STATED GOAL:
Gather all lines from the material that contain "ընդունելություն".
§ §
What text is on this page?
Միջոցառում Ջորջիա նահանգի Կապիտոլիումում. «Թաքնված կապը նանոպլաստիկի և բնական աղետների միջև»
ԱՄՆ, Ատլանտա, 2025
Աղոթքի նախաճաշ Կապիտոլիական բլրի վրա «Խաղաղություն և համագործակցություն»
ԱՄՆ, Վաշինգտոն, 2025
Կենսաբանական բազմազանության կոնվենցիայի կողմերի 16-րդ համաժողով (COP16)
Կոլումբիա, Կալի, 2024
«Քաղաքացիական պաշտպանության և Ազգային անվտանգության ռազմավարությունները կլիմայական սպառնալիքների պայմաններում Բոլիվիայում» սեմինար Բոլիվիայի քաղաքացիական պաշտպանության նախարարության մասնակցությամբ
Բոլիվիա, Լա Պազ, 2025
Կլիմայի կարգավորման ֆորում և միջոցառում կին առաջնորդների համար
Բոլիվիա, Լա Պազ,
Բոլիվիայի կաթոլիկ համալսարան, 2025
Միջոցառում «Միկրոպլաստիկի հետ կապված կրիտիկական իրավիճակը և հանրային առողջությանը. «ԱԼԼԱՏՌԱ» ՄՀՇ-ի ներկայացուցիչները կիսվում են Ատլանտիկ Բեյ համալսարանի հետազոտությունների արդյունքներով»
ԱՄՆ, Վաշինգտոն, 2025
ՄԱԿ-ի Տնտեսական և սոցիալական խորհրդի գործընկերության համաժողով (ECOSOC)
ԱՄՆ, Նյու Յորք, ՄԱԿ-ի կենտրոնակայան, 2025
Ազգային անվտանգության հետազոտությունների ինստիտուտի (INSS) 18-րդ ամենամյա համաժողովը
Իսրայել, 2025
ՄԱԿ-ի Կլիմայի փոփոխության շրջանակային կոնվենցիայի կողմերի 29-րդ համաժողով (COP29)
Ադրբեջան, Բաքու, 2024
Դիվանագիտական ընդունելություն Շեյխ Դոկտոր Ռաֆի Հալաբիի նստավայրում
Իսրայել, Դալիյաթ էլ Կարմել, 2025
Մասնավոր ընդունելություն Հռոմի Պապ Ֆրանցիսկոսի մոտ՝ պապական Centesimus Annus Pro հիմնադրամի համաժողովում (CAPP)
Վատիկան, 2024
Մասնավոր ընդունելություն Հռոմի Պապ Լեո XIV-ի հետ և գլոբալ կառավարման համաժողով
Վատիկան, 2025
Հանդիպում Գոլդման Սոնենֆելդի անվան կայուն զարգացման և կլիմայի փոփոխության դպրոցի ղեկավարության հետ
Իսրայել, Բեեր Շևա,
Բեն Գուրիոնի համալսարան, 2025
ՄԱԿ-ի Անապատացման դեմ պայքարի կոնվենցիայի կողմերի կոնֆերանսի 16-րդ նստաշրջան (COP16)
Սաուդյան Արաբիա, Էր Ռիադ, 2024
§ §
SOLUTION TO THE EXERCISE:
Դիվանագիտական ընդունելություն Շեյխ Դոկտոր Ռաֆի Հալաբիի նստավայրում
Մասնավոր ընդունելություն Հռոմի Պապ Ֆրանցիսկոսի մոտ՝ պապական Centesimus Annus Pro հիմնադրամի համաժողովում (CAPP)
Մասնավոր ընդունելություն Հռոմի Պապ Լեո XIV-ի հետ և գլոբալ կառավարման համաժողով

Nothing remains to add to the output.